> [What you will do]
Look for the string "between" in the data below, and copy each line that holds it.

Saved data entries:
- - - - - - -

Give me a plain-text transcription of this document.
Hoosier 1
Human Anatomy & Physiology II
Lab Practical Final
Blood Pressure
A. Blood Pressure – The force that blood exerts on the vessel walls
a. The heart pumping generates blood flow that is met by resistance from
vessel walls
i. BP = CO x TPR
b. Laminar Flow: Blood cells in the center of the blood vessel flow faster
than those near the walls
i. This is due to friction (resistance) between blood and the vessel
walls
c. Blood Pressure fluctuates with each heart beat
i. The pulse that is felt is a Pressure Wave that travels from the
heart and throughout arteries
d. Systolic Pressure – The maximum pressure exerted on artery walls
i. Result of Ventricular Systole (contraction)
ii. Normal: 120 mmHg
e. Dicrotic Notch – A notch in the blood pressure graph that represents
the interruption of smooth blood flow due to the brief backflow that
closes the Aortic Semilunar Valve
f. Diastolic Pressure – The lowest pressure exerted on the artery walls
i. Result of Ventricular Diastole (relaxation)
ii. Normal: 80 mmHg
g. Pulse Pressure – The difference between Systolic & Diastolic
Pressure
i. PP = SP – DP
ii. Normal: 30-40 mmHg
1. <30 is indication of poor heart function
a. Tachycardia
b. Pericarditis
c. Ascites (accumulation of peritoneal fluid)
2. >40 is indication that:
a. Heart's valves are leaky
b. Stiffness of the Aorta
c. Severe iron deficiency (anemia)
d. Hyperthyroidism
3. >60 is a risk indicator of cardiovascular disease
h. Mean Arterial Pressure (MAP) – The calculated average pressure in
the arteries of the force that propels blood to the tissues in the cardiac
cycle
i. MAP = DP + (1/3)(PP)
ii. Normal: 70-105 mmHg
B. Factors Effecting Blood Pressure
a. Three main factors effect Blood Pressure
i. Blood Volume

- - - - - - -

> [Answer for this exercise]
i. This is due to friction (resistance) between blood and the vessel
g. Pulse Pressure – The difference between Systolic & Diastolic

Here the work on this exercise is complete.